*The problem*
Reproduce the whole listing, character for character.

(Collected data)

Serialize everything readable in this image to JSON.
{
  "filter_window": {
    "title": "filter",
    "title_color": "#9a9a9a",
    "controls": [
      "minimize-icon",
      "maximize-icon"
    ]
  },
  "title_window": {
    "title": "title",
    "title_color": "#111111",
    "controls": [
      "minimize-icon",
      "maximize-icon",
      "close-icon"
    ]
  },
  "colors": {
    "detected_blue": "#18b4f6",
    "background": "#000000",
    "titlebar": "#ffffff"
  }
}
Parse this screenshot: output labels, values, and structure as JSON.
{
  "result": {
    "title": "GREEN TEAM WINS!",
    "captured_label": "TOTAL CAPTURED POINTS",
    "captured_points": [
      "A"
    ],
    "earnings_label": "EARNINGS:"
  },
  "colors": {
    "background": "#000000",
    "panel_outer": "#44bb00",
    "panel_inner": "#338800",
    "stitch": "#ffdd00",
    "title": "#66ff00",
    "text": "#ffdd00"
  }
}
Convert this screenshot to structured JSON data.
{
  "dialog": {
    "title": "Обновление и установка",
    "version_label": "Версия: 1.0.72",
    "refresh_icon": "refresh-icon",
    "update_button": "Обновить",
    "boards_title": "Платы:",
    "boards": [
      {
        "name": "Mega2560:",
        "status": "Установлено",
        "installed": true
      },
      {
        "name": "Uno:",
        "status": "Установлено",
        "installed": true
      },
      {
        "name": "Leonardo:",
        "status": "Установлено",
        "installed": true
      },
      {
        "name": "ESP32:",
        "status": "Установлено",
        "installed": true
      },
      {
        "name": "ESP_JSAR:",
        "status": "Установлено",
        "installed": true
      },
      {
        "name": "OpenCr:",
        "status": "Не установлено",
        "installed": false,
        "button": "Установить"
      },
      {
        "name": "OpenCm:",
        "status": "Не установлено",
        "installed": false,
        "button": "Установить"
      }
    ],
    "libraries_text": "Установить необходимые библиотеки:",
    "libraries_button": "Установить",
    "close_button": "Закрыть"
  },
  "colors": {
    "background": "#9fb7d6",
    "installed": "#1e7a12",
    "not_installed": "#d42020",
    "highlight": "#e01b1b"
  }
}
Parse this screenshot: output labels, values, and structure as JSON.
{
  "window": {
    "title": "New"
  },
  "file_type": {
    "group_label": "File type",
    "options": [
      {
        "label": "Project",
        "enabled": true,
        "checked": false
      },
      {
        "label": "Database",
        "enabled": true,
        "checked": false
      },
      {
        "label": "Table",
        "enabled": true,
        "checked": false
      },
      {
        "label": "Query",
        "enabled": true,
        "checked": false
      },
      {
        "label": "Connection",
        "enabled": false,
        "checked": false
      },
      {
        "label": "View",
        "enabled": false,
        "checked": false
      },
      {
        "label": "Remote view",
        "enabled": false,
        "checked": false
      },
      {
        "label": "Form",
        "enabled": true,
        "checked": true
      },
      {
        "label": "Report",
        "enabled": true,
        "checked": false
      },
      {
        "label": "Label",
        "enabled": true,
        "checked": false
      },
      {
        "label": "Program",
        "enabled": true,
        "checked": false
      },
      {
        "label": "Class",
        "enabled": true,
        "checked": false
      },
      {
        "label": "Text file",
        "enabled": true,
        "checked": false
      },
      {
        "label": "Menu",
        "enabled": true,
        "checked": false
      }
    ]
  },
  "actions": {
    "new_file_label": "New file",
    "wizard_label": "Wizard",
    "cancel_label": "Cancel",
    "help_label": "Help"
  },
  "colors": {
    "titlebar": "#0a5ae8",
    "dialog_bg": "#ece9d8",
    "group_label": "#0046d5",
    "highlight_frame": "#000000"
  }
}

*Expected output*
Serialize everything readable in this image to JSON.
{
  "filter_window": {
    "title": "filter",
    "title_color": "#9a9a9a",
    "controls": [
      "minimize-icon",
      "maximize-icon"
    ]
  },
  "title_window": {
    "title": "title",
    "title_color": "#111111",
    "controls": [
      "minimize-icon",
      "maximize-icon",
      "close-icon"
    ]
  },
  "colors": {
    "detected_blue": "#18b4f6",
    "background": "#000000",
    "titlebar": "#ffffff"
  }
}
Parse this screenshot: output labels, values, and structure as JSON.
{
  "result": {
    "title": "GREEN TEAM WINS!",
    "captured_label": "TOTAL CAPTURED POINTS",
    "captured_points": [
      "A"
    ],
    "earnings_label": "EARNINGS:"
  },
  "colors": {
    "background": "#000000",
    "panel_outer": "#44bb00",
    "panel_inner": "#338800",
    "stitch": "#ffdd00",
    "title": "#66ff00",
    "text": "#ffdd00"
  }
}
Convert this screenshot to structured JSON data.
{
  "dialog": {
    "title": "Обновление и установка",
    "version_label": "Версия: 1.0.72",
    "refresh_icon": "refresh-icon",
    "update_button": "Обновить",
    "boards_title": "Платы:",
    "boards": [
      {
        "name": "Mega2560:",
        "status": "Установлено",
        "installed": true
      },
      {
        "name": "Uno:",
        "status": "Установлено",
        "installed": true
      },
      {
        "name": "Leonardo:",
        "status": "Установлено",
        "installed": true
      },
      {
        "name": "ESP32:",
        "status": "Установлено",
        "installed": true
      },
      {
        "name": "ESP_JSAR:",
        "status": "Установлено",
        "installed": true
      },
      {
        "name": "OpenCr:",
        "status": "Не установлено",
        "installed": false,
        "button": "Установить"
      },
      {
        "name": "OpenCm:",
        "status": "Не установлено",
        "installed": false,
        "button": "Установить"
      }
    ],
    "libraries_text": "Установить необходимые библиотеки:",
    "libraries_button": "Установить",
    "close_button": "Закрыть"
  },
  "colors": {
    "background": "#9fb7d6",
    "installed": "#1e7a12",
    "not_installed": "#d42020",
    "highlight": "#e01b1b"
  }
}
Parse this screenshot: output labels, values, and structure as JSON.
{
  "window": {
    "title": "New"
  },
  "file_type": {
    "group_label": "File type",
    "options": [
      {
        "label": "Project",
        "enabled": true,
        "checked": false
      },
      {
        "label": "Database",
        "enabled": true,
        "checked": false
      },
      {
        "label": "Table",
        "enabled": true,
        "checked": false
      },
      {
        "label": "Query",
        "enabled": true,
        "checked": false
      },
      {
        "label": "Connection",
        "enabled": false,
        "checked": false
      },
      {
        "label": "View",
        "enabled": false,
        "checked": false
      },
      {
        "label": "Remote view",
        "enabled": false,
        "checked": false
      },
      {
        "label": "Form",
        "enabled": true,
        "checked": true
      },
      {
        "label": "Report",
        "enabled": true,
        "checked": false
      },
      {
        "label": "Label",
        "enabled": true,
        "checked": false
      },
      {
        "label": "Program",
        "enabled": true,
        "checked": false
      },
      {
        "label": "Class",
        "enabled": true,
        "checked": false
      },
      {
        "label": "Text file",
        "enabled": true,
        "checked": false
      },
      {
        "label": "Menu",
        "enabled": true,
        "checked": false
      }
    ]
  },
  "actions": {
    "new_file_label": "New file",
    "wizard_label": "Wizard",
    "cancel_label": "Cancel",
    "help_label": "Help"
  },
  "colors": {
    "titlebar": "#0a5ae8",
    "dialog_bg": "#ece9d8",
    "group_label": "#0046d5",
    "highlight_frame": "#000000"
  }
}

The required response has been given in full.